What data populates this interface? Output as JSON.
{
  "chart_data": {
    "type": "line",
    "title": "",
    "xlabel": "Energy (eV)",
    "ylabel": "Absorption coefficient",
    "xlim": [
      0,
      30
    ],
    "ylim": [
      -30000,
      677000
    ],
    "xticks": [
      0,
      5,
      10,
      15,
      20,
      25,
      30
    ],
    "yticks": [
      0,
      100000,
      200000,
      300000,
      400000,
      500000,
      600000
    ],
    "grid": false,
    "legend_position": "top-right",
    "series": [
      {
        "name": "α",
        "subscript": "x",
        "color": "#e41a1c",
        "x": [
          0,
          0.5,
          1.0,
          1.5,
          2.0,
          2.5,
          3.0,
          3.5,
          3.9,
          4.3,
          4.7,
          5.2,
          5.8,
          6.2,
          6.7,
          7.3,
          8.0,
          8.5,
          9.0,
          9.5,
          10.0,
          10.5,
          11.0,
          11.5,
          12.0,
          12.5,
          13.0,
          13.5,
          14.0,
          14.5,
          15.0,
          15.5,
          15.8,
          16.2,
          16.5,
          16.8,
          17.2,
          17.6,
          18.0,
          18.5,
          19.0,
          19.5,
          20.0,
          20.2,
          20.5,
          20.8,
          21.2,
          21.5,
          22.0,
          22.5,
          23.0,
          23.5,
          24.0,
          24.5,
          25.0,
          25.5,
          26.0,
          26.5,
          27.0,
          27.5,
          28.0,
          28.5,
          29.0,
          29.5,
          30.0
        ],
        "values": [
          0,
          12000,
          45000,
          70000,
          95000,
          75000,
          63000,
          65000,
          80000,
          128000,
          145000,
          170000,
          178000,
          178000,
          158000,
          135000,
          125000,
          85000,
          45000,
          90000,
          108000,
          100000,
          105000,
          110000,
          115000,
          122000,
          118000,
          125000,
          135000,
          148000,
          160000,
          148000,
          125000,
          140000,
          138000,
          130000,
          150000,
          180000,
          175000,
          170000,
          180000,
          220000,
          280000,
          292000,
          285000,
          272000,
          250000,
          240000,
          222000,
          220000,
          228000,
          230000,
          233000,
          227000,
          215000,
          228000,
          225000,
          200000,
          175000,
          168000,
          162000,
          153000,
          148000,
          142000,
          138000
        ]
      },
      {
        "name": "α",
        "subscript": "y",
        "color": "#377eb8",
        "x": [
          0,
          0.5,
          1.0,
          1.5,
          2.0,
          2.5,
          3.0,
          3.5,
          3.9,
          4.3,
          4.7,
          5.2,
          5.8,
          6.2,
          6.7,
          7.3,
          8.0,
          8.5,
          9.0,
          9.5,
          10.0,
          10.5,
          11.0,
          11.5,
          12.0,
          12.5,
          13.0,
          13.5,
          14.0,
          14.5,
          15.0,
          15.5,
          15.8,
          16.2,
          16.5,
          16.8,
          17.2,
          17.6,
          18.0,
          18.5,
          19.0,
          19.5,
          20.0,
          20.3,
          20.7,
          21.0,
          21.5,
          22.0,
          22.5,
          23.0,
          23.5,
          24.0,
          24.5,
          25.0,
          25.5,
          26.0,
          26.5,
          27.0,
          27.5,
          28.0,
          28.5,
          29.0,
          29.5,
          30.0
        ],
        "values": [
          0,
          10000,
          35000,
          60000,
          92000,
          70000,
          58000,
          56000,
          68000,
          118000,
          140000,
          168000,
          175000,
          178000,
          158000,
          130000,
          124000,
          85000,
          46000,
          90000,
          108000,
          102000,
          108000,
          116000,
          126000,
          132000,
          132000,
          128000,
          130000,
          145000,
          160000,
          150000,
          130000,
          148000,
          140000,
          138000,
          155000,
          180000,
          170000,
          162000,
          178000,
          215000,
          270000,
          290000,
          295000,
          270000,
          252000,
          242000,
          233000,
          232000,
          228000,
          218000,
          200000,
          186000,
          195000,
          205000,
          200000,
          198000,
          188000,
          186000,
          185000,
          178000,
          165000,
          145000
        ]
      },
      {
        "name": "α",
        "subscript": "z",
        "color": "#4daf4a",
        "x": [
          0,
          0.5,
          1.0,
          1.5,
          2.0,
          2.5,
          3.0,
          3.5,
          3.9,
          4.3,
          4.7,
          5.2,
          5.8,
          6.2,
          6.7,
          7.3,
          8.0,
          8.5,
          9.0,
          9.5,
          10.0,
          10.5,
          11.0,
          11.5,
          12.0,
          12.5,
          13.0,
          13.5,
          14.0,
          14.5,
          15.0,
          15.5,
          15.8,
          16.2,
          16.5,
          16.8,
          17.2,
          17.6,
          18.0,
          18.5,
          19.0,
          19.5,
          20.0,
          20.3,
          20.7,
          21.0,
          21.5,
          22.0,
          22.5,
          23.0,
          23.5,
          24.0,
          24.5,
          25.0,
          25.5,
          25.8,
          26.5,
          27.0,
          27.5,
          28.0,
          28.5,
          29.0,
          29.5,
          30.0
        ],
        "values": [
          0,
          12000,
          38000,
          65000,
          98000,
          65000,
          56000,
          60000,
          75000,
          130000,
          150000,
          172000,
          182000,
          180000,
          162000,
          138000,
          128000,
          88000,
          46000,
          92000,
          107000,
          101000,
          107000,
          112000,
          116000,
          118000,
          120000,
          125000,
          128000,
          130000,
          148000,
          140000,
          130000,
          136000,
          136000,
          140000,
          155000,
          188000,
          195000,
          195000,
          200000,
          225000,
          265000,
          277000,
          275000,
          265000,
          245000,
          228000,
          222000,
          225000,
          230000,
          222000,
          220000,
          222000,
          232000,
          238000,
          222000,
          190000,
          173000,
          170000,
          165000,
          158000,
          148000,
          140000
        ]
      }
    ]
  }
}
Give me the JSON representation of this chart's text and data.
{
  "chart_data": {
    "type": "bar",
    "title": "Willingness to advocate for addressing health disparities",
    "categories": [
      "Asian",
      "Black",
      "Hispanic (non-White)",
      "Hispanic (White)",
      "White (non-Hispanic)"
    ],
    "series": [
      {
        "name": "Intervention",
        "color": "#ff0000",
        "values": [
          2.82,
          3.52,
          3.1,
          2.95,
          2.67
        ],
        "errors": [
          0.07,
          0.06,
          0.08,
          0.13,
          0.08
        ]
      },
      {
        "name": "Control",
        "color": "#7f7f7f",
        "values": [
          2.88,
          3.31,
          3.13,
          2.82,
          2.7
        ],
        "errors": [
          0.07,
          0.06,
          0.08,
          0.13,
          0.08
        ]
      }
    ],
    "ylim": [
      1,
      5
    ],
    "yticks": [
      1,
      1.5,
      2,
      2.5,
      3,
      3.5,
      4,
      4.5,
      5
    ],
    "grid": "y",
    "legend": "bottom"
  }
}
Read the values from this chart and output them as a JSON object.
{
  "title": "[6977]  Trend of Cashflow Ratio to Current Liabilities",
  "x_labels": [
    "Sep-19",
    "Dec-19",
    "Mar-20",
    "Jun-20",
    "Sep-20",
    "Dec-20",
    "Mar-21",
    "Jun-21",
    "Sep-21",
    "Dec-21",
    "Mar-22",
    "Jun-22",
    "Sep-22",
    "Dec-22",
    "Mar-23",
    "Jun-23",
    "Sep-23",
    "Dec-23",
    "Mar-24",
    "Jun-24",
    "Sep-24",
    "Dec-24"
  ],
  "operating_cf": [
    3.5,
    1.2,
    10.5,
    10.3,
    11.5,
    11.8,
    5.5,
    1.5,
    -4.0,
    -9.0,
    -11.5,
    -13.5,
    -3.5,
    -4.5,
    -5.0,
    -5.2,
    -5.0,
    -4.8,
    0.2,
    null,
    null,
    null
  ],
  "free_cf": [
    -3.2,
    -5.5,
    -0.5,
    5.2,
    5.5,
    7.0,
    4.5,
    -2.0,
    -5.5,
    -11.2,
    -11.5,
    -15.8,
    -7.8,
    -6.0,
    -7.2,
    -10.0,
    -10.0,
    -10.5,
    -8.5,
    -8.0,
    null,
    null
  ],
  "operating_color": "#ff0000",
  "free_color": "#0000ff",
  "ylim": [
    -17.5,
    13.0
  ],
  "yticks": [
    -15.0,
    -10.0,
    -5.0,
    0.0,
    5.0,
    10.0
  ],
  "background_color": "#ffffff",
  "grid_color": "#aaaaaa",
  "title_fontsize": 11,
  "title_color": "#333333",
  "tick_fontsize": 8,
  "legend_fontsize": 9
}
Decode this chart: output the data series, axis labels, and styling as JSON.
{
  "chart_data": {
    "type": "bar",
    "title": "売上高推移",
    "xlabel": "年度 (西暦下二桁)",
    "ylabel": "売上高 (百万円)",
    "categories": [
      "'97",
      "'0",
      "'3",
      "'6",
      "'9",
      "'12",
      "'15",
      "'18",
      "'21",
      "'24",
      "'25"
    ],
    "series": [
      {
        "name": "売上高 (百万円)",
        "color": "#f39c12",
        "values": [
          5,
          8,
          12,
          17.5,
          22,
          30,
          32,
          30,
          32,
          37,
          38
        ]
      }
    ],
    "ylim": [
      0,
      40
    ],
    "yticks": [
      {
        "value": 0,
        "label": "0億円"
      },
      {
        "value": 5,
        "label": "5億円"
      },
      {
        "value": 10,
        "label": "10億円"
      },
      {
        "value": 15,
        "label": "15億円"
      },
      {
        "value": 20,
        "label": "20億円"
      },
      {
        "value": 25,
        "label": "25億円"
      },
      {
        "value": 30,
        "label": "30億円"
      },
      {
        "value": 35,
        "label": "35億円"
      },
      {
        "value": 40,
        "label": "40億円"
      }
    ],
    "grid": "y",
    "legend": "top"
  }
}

- - - -

• **STATED GOAL**
Copy out each line that contains the word "subscript".

• **WRITTEN ANSWER**
        "subscript": "x",
        "subscript": "y",
        "subscript": "z",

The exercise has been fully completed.